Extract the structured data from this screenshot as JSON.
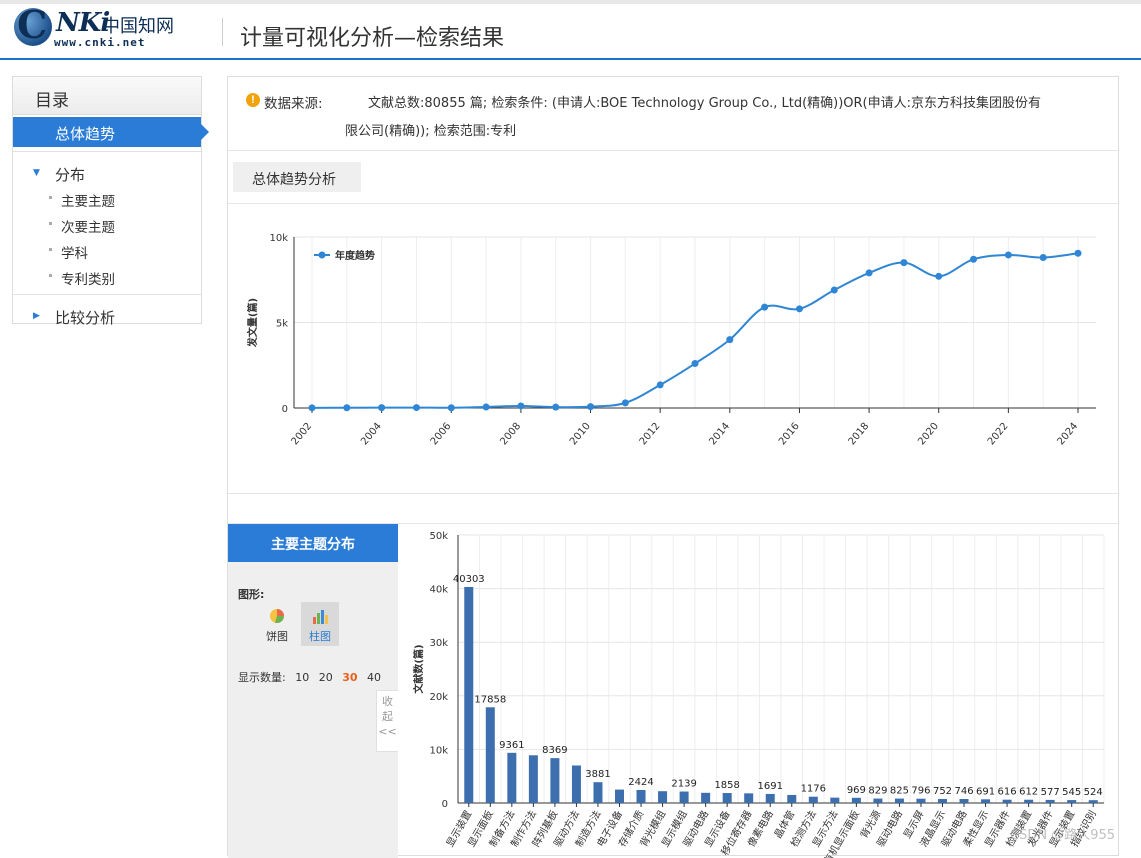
{
  "header": {
    "logo_url_text": "www.cnki.net",
    "logo_cn_text": "中国知网",
    "title": "计量可视化分析—检索结果"
  },
  "sidebar": {
    "heading": "目录",
    "active_item": "总体趋势",
    "group1": "分布",
    "sub_items": [
      "主要主题",
      "次要主题",
      "学科",
      "专利类别"
    ],
    "group2": "比较分析"
  },
  "source": {
    "label": "数据来源:",
    "line1": "文献总数:80855 篇; 检索条件: (申请人:BOE Technology Group Co., Ltd(精确))OR(申请人:京东方科技集团股份有",
    "line2": "限公司(精确)); 检索范围:专利"
  },
  "trend_tab": "总体趋势分析",
  "lower": {
    "panel_title": "主要主题分布",
    "shape_label": "图形:",
    "pie_label": "饼图",
    "bar_label": "柱图",
    "count_label": "显示数量:",
    "count_options": [
      "10",
      "20",
      "30",
      "40"
    ],
    "count_selected": "30",
    "collapse_label": "收起"
  },
  "watermark": "CSDN @路人955",
  "colors": {
    "accent": "#2a7cd6",
    "line": "#2f86d4",
    "bar": "#3d6eae"
  },
  "chart_data": [
    {
      "type": "line",
      "series": [
        {
          "name": "年度趋势",
          "x": [
            2002,
            2003,
            2004,
            2005,
            2006,
            2007,
            2008,
            2009,
            2010,
            2011,
            2012,
            2013,
            2014,
            2015,
            2016,
            2017,
            2018,
            2019,
            2020,
            2021,
            2022,
            2023,
            2024
          ],
          "values": [
            10,
            15,
            20,
            25,
            15,
            60,
            120,
            50,
            80,
            300,
            1350,
            2600,
            4000,
            5900,
            5800,
            6900,
            7900,
            8500,
            7700,
            8700,
            8950,
            8800,
            9050
          ]
        }
      ],
      "ylabel": "发文量(篇)",
      "ylim": [
        0,
        10000
      ],
      "yticks": [
        "0",
        "5k",
        "10k"
      ],
      "xticks": [
        "2002",
        "2004",
        "2006",
        "2008",
        "2010",
        "2012",
        "2014",
        "2016",
        "2018",
        "2020",
        "2022",
        "2024"
      ],
      "legend": "top-left",
      "grid": true
    },
    {
      "type": "bar",
      "ylabel": "文献数(篇)",
      "ylim": [
        0,
        50000
      ],
      "yticks": [
        "0",
        "10k",
        "20k",
        "30k",
        "40k",
        "50k"
      ],
      "categories": [
        "显示装置",
        "显示面板",
        "制备方法",
        "制作方法",
        "阵列基板",
        "驱动方法",
        "制造方法",
        "电子设备",
        "存储介质",
        "背光模组",
        "显示模组",
        "驱动电路",
        "显示设备",
        "移位寄存器",
        "像素电路",
        "晶体管",
        "检测方法",
        "显示方法",
        "有机显示面板",
        "背光源",
        "驱动电路",
        "显示屏",
        "液晶显示",
        "驱动电路",
        "柔性显示",
        "显示器件",
        "检测装置",
        "发光器件",
        "显示装置",
        "指纹识别"
      ],
      "values": [
        40303,
        17858,
        9361,
        8900,
        8369,
        7000,
        3881,
        2500,
        2424,
        2200,
        2139,
        1900,
        1858,
        1800,
        1691,
        1500,
        1176,
        1000,
        969,
        829,
        825,
        796,
        752,
        746,
        691,
        616,
        612,
        577,
        545,
        524
      ],
      "value_labels": [
        "40303",
        "17858",
        "9361",
        "",
        "8369",
        "",
        "3881",
        "",
        "2424",
        "",
        "2139",
        "",
        "1858",
        "",
        "1691",
        "",
        "1176",
        "",
        "969",
        "829",
        "825",
        "796",
        "752",
        "746",
        "691",
        "616",
        "612",
        "577",
        "545",
        "524"
      ],
      "grid": true
    }
  ]
}
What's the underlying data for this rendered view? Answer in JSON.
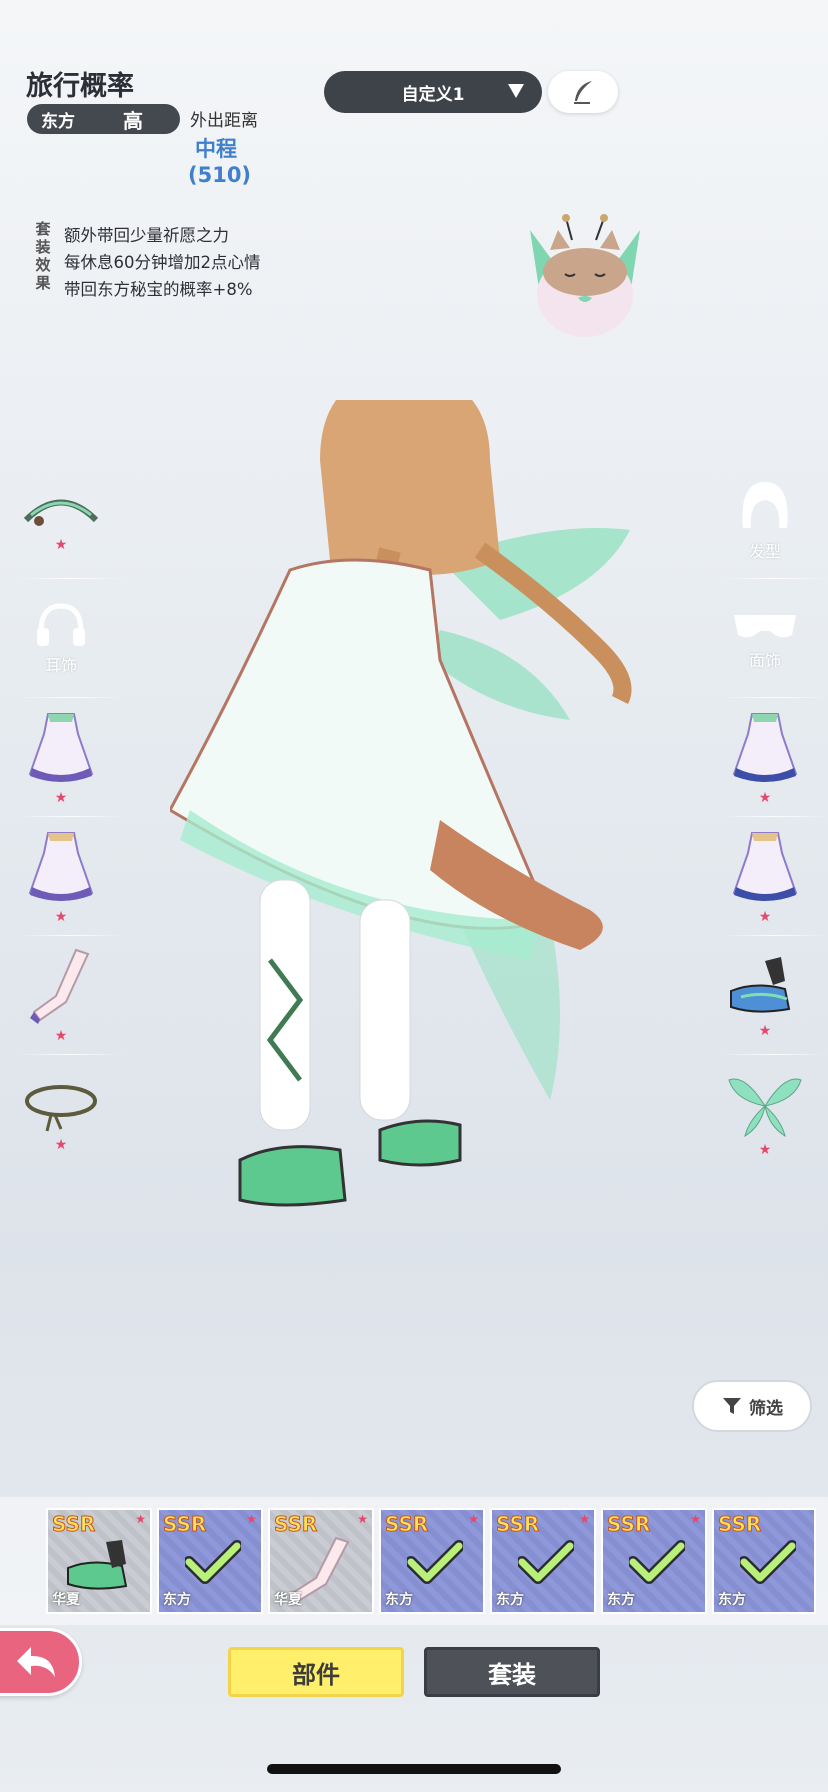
{
  "header": {
    "title": "旅行概率",
    "region": "东方",
    "region_level": "高",
    "distance_label": "外出距离",
    "distance_value": "中程",
    "distance_number": "(510)"
  },
  "set_effect": {
    "tag": [
      "套",
      "装",
      "效",
      "果"
    ],
    "lines": [
      "额外带回少量祈愿之力",
      "每休息60分钟增加2点心情",
      "带回东方秘宝的概率+8%"
    ]
  },
  "preset": {
    "label": "自定义1",
    "edit_icon": "feather-pen-icon"
  },
  "left_slots": [
    {
      "name": "headpiece",
      "label": "",
      "has_item": true
    },
    {
      "name": "ear-accessory",
      "label": "耳饰",
      "has_item": false
    },
    {
      "name": "dress-1",
      "label": "",
      "has_item": true
    },
    {
      "name": "dress-2",
      "label": "",
      "has_item": true
    },
    {
      "name": "stockings",
      "label": "",
      "has_item": true
    },
    {
      "name": "anklet",
      "label": "",
      "has_item": true
    }
  ],
  "right_slots": [
    {
      "name": "hairstyle",
      "label": "发型",
      "has_item": false
    },
    {
      "name": "face-accessory",
      "label": "面饰",
      "has_item": false
    },
    {
      "name": "dress-3",
      "label": "",
      "has_item": true
    },
    {
      "name": "dress-4",
      "label": "",
      "has_item": true
    },
    {
      "name": "shoes",
      "label": "",
      "has_item": true
    },
    {
      "name": "wings",
      "label": "",
      "has_item": true
    }
  ],
  "filter": {
    "label": "筛选"
  },
  "cards": [
    {
      "rarity": "SSR",
      "region": "华夏",
      "equipped": false,
      "color": "grey"
    },
    {
      "rarity": "SSR",
      "region": "东方",
      "equipped": true,
      "color": "blue"
    },
    {
      "rarity": "SSR",
      "region": "华夏",
      "equipped": false,
      "color": "grey"
    },
    {
      "rarity": "SSR",
      "region": "东方",
      "equipped": true,
      "color": "blue"
    },
    {
      "rarity": "SSR",
      "region": "东方",
      "equipped": true,
      "color": "blue"
    },
    {
      "rarity": "SSR",
      "region": "东方",
      "equipped": true,
      "color": "blue"
    },
    {
      "rarity": "SSR",
      "region": "东方",
      "equipped": true,
      "color": "blue"
    }
  ],
  "tabs": {
    "parts": "部件",
    "sets": "套装"
  },
  "colors": {
    "accent_blue": "#3f7fcc",
    "star_pink": "#e7476b",
    "tab_yellow": "#ffef6b",
    "dark_pill": "#3e4249"
  }
}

────────────────────

• Exercise
Leave images out of the retyped records; keep all else exact.

• The completed task
Extract the structured data from this screenshot as JSON.
{
  "header": {
    "logo_url_text": "www.cnki.net",
    "logo_cn_text": "中国知网",
    "title": "计量可视化分析—检索结果"
  },
  "sidebar": {
    "heading": "目录",
    "active_item": "总体趋势",
    "group1": "分布",
    "sub_items": [
      "主要主题",
      "次要主题",
      "学科",
      "专利类别"
    ],
    "group2": "比较分析"
  },
  "source": {
    "label": "数据来源:",
    "line1": "文献总数:80855 篇; 检索条件: (申请人:BOE Technology Group Co., Ltd(精确))OR(申请人:京东方科技集团股份有",
    "line2": "限公司(精确)); 检索范围:专利"
  },
  "trend_tab": "总体趋势分析",
  "lower": {
    "panel_title": "主要主题分布",
    "shape_label": "图形:",
    "pie_label": "饼图",
    "bar_label": "柱图",
    "count_label": "显示数量:",
    "count_options": [
      "10",
      "20",
      "30",
      "40"
    ],
    "count_selected": "30",
    "collapse_label": "收起"
  },
  "watermark": "CSDN @路人955",
  "colors": {
    "accent": "#2a7cd6",
    "line": "#2f86d4",
    "bar": "#3d6eae"
  },
  "chart_data": [
    {
      "type": "line",
      "series": [
        {
          "name": "年度趋势",
          "x": [
            2002,
            2003,
            2004,
            2005,
            2006,
            2007,
            2008,
            2009,
            2010,
            2011,
            2012,
            2013,
            2014,
            2015,
            2016,
            2017,
            2018,
            2019,
            2020,
            2021,
            2022,
            2023,
            2024
          ],
          "values": [
            10,
            15,
            20,
            25,
            15,
            60,
            120,
            50,
            80,
            300,
            1350,
            2600,
            4000,
            5900,
            5800,
            6900,
            7900,
            8500,
            7700,
            8700,
            8950,
            8800,
            9050
          ]
        }
      ],
      "ylabel": "发文量(篇)",
      "ylim": [
        0,
        10000
      ],
      "yticks": [
        "0",
        "5k",
        "10k"
      ],
      "xticks": [
        "2002",
        "2004",
        "2006",
        "2008",
        "2010",
        "2012",
        "2014",
        "2016",
        "2018",
        "2020",
        "2022",
        "2024"
      ],
      "legend": "top-left",
      "grid": true
    },
    {
      "type": "bar",
      "ylabel": "文献数(篇)",
      "ylim": [
        0,
        50000
      ],
      "yticks": [
        "0",
        "10k",
        "20k",
        "30k",
        "40k",
        "50k"
      ],
      "categories": [
        "显示装置",
        "显示面板",
        "制备方法",
        "制作方法",
        "阵列基板",
        "驱动方法",
        "制造方法",
        "电子设备",
        "存储介质",
        "背光模组",
        "显示模组",
        "驱动电路",
        "显示设备",
        "移位寄存器",
        "像素电路",
        "晶体管",
        "检测方法",
        "显示方法",
        "有机显示面板",
        "背光源",
        "驱动电路",
        "显示屏",
        "液晶显示",
        "驱动电路",
        "柔性显示",
        "显示器件",
        "检测装置",
        "发光器件",
        "显示装置",
        "指纹识别"
      ],
      "values": [
        40303,
        17858,
        9361,
        8900,
        8369,
        7000,
        3881,
        2500,
        2424,
        2200,
        2139,
        1900,
        1858,
        1800,
        1691,
        1500,
        1176,
        1000,
        969,
        829,
        825,
        796,
        752,
        746,
        691,
        616,
        612,
        577,
        545,
        524
      ],
      "value_labels": [
        "40303",
        "17858",
        "9361",
        "",
        "8369",
        "",
        "3881",
        "",
        "2424",
        "",
        "2139",
        "",
        "1858",
        "",
        "1691",
        "",
        "1176",
        "",
        "969",
        "829",
        "825",
        "796",
        "752",
        "746",
        "691",
        "616",
        "612",
        "577",
        "545",
        "524"
      ],
      "grid": true
    }
  ]
}
What's the underlying data for this rendered view? Answer in JSON.
{
  "header": {
    "title": "旅行概率",
    "region": "东方",
    "region_level": "高",
    "distance_label": "外出距离",
    "distance_value": "中程",
    "distance_number": "(510)"
  },
  "set_effect": {
    "tag": [
      "套",
      "装",
      "效",
      "果"
    ],
    "lines": [
      "额外带回少量祈愿之力",
      "每休息60分钟增加2点心情",
      "带回东方秘宝的概率+8%"
    ]
  },
  "preset": {
    "label": "自定义1",
    "edit_icon": "feather-pen-icon"
  },
  "left_slots": [
    {
      "name": "headpiece",
      "label": "",
      "has_item": true
    },
    {
      "name": "ear-accessory",
      "label": "耳饰",
      "has_item": false
    },
    {
      "name": "dress-1",
      "label": "",
      "has_item": true
    },
    {
      "name": "dress-2",
      "label": "",
      "has_item": true
    },
    {
      "name": "stockings",
      "label": "",
      "has_item": true
    },
    {
      "name": "anklet",
      "label": "",
      "has_item": true
    }
  ],
  "right_slots": [
    {
      "name": "hairstyle",
      "label": "发型",
      "has_item": false
    },
    {
      "name": "face-accessory",
      "label": "面饰",
      "has_item": false
    },
    {
      "name": "dress-3",
      "label": "",
      "has_item": true
    },
    {
      "name": "dress-4",
      "label": "",
      "has_item": true
    },
    {
      "name": "shoes",
      "label": "",
      "has_item": true
    },
    {
      "name": "wings",
      "label": "",
      "has_item": true
    }
  ],
  "filter": {
    "label": "筛选"
  },
  "cards": [
    {
      "rarity": "SSR",
      "region": "华夏",
      "equipped": false,
      "color": "grey"
    },
    {
      "rarity": "SSR",
      "region": "东方",
      "equipped": true,
      "color": "blue"
    },
    {
      "rarity": "SSR",
      "region": "华夏",
      "equipped": false,
      "color": "grey"
    },
    {
      "rarity": "SSR",
      "region": "东方",
      "equipped": true,
      "color": "blue"
    },
    {
      "rarity": "SSR",
      "region": "东方",
      "equipped": true,
      "color": "blue"
    },
    {
      "rarity": "SSR",
      "region": "东方",
      "equipped": true,
      "color": "blue"
    },
    {
      "rarity": "SSR",
      "region": "东方",
      "equipped": true,
      "color": "blue"
    }
  ],
  "tabs": {
    "parts": "部件",
    "sets": "套装"
  },
  "colors": {
    "accent_blue": "#3f7fcc",
    "star_pink": "#e7476b",
    "tab_yellow": "#ffef6b",
    "dark_pill": "#3e4249"
  }
}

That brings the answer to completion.